Reproduce all entries precisely as they are written.

(Stored data)
— start —
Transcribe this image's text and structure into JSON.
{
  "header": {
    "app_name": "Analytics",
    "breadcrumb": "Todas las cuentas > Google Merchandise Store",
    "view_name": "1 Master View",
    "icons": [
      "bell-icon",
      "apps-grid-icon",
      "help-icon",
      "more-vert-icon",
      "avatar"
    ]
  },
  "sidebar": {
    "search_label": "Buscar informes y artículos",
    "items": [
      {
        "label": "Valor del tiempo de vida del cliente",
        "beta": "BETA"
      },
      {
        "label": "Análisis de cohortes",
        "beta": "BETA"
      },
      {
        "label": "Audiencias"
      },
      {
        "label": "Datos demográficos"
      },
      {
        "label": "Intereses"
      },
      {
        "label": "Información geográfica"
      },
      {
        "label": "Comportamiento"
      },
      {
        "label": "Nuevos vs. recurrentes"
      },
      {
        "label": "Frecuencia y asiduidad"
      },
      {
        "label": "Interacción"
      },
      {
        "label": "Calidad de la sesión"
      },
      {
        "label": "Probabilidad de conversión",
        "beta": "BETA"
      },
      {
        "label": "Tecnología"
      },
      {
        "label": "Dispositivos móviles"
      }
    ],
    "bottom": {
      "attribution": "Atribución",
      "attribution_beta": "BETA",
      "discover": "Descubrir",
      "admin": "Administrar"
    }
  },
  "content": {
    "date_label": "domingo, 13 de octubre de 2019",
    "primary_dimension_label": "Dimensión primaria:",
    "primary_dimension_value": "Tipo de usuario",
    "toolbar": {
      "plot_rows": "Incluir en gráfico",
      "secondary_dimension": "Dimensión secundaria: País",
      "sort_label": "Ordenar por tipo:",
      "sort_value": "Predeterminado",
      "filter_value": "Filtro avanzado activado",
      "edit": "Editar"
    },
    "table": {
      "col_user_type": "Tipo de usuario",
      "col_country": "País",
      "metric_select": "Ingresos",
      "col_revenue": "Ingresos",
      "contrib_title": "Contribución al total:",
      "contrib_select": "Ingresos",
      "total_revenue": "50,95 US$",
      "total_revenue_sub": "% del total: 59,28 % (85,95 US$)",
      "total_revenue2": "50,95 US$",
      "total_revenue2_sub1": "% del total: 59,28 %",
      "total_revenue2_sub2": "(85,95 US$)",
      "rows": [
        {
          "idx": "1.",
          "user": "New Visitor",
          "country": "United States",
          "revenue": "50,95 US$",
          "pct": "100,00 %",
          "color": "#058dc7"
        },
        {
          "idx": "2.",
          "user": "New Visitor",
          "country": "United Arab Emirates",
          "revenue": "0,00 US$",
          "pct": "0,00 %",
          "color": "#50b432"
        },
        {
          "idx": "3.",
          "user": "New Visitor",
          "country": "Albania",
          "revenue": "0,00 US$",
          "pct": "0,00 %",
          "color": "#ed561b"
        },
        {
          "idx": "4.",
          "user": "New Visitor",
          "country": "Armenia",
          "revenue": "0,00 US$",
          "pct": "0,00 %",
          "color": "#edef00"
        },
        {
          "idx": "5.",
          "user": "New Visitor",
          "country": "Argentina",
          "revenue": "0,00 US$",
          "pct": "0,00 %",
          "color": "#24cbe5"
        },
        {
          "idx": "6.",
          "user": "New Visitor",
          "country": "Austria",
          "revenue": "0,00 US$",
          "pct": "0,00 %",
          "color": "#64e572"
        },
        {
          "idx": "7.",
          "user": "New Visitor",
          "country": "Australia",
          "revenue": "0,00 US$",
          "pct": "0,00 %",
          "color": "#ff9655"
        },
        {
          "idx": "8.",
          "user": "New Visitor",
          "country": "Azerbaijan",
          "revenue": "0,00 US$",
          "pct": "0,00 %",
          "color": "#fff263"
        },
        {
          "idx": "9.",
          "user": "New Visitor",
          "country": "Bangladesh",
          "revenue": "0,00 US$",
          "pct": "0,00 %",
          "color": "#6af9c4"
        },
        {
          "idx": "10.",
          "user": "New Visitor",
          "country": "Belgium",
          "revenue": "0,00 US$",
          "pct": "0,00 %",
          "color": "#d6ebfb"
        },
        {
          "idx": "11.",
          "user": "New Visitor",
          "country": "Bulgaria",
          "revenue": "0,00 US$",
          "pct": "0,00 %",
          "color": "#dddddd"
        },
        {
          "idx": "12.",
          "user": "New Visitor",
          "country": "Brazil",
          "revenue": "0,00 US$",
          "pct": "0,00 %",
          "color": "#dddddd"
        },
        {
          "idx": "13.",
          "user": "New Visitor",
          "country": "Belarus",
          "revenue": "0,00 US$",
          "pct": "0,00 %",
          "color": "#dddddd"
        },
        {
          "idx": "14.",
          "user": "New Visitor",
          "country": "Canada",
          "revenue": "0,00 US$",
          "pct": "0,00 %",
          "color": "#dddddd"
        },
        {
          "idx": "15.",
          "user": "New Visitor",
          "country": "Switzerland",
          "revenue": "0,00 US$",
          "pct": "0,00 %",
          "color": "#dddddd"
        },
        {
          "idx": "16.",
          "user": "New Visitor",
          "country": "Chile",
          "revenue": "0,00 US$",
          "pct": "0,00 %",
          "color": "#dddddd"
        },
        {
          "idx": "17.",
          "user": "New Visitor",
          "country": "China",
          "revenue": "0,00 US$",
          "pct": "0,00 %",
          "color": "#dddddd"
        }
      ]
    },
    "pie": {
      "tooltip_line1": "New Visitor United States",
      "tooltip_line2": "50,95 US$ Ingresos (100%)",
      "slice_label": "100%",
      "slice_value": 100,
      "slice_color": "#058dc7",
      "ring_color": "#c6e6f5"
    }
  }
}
— end —
Task answer -
Transcribe this image's text and structure into JSON.
{
  "header": {
    "app_name": "Analytics",
    "breadcrumb": "Todas las cuentas > Google Merchandise Store",
    "view_name": "1 Master View",
    "icons": [
      "bell-icon",
      "apps-grid-icon",
      "help-icon",
      "more-vert-icon",
      "avatar"
    ]
  },
  "sidebar": {
    "search_label": "Buscar informes y artículos",
    "items": [
      {
        "label": "Valor del tiempo de vida del cliente",
        "beta": "BETA"
      },
      {
        "label": "Análisis de cohortes",
        "beta": "BETA"
      },
      {
        "label": "Audiencias"
      },
      {
        "label": "Datos demográficos"
      },
      {
        "label": "Intereses"
      },
      {
        "label": "Información geográfica"
      },
      {
        "label": "Comportamiento"
      },
      {
        "label": "Nuevos vs. recurrentes"
      },
      {
        "label": "Frecuencia y asiduidad"
      },
      {
        "label": "Interacción"
      },
      {
        "label": "Calidad de la sesión"
      },
      {
        "label": "Probabilidad de conversión",
        "beta": "BETA"
      },
      {
        "label": "Tecnología"
      },
      {
        "label": "Dispositivos móviles"
      }
    ],
    "bottom": {
      "attribution": "Atribución",
      "attribution_beta": "BETA",
      "discover": "Descubrir",
      "admin": "Administrar"
    }
  },
  "content": {
    "date_label": "domingo, 13 de octubre de 2019",
    "primary_dimension_label": "Dimensión primaria:",
    "primary_dimension_value": "Tipo de usuario",
    "toolbar": {
      "plot_rows": "Incluir en gráfico",
      "secondary_dimension": "Dimensión secundaria: País",
      "sort_label": "Ordenar por tipo:",
      "sort_value": "Predeterminado",
      "filter_value": "Filtro avanzado activado",
      "edit": "Editar"
    },
    "table": {
      "col_user_type": "Tipo de usuario",
      "col_country": "País",
      "metric_select": "Ingresos",
      "col_revenue": "Ingresos",
      "contrib_title": "Contribución al total:",
      "contrib_select": "Ingresos",
      "total_revenue": "50,95 US$",
      "total_revenue_sub": "% del total: 59,28 % (85,95 US$)",
      "total_revenue2": "50,95 US$",
      "total_revenue2_sub1": "% del total: 59,28 %",
      "total_revenue2_sub2": "(85,95 US$)",
      "rows": [
        {
          "idx": "1.",
          "user": "New Visitor",
          "country": "United States",
          "revenue": "50,95 US$",
          "pct": "100,00 %",
          "color": "#058dc7"
        },
        {
          "idx": "2.",
          "user": "New Visitor",
          "country": "United Arab Emirates",
          "revenue": "0,00 US$",
          "pct": "0,00 %",
          "color": "#50b432"
        },
        {
          "idx": "3.",
          "user": "New Visitor",
          "country": "Albania",
          "revenue": "0,00 US$",
          "pct": "0,00 %",
          "color": "#ed561b"
        },
        {
          "idx": "4.",
          "user": "New Visitor",
          "country": "Armenia",
          "revenue": "0,00 US$",
          "pct": "0,00 %",
          "color": "#edef00"
        },
        {
          "idx": "5.",
          "user": "New Visitor",
          "country": "Argentina",
          "revenue": "0,00 US$",
          "pct": "0,00 %",
          "color": "#24cbe5"
        },
        {
          "idx": "6.",
          "user": "New Visitor",
          "country": "Austria",
          "revenue": "0,00 US$",
          "pct": "0,00 %",
          "color": "#64e572"
        },
        {
          "idx": "7.",
          "user": "New Visitor",
          "country": "Australia",
          "revenue": "0,00 US$",
          "pct": "0,00 %",
          "color": "#ff9655"
        },
        {
          "idx": "8.",
          "user": "New Visitor",
          "country": "Azerbaijan",
          "revenue": "0,00 US$",
          "pct": "0,00 %",
          "color": "#fff263"
        },
        {
          "idx": "9.",
          "user": "New Visitor",
          "country": "Bangladesh",
          "revenue": "0,00 US$",
          "pct": "0,00 %",
          "color": "#6af9c4"
        },
        {
          "idx": "10.",
          "user": "New Visitor",
          "country": "Belgium",
          "revenue": "0,00 US$",
          "pct": "0,00 %",
          "color": "#d6ebfb"
        },
        {
          "idx": "11.",
          "user": "New Visitor",
          "country": "Bulgaria",
          "revenue": "0,00 US$",
          "pct": "0,00 %",
          "color": "#dddddd"
        },
        {
          "idx": "12.",
          "user": "New Visitor",
          "country": "Brazil",
          "revenue": "0,00 US$",
          "pct": "0,00 %",
          "color": "#dddddd"
        },
        {
          "idx": "13.",
          "user": "New Visitor",
          "country": "Belarus",
          "revenue": "0,00 US$",
          "pct": "0,00 %",
          "color": "#dddddd"
        },
        {
          "idx": "14.",
          "user": "New Visitor",
          "country": "Canada",
          "revenue": "0,00 US$",
          "pct": "0,00 %",
          "color": "#dddddd"
        },
        {
          "idx": "15.",
          "user": "New Visitor",
          "country": "Switzerland",
          "revenue": "0,00 US$",
          "pct": "0,00 %",
          "color": "#dddddd"
        },
        {
          "idx": "16.",
          "user": "New Visitor",
          "country": "Chile",
          "revenue": "0,00 US$",
          "pct": "0,00 %",
          "color": "#dddddd"
        },
        {
          "idx": "17.",
          "user": "New Visitor",
          "country": "China",
          "revenue": "0,00 US$",
          "pct": "0,00 %",
          "color": "#dddddd"
        }
      ]
    },
    "pie": {
      "tooltip_line1": "New Visitor United States",
      "tooltip_line2": "50,95 US$ Ingresos (100%)",
      "slice_label": "100%",
      "slice_value": 100,
      "slice_color": "#058dc7",
      "ring_color": "#c6e6f5"
    }
  }
}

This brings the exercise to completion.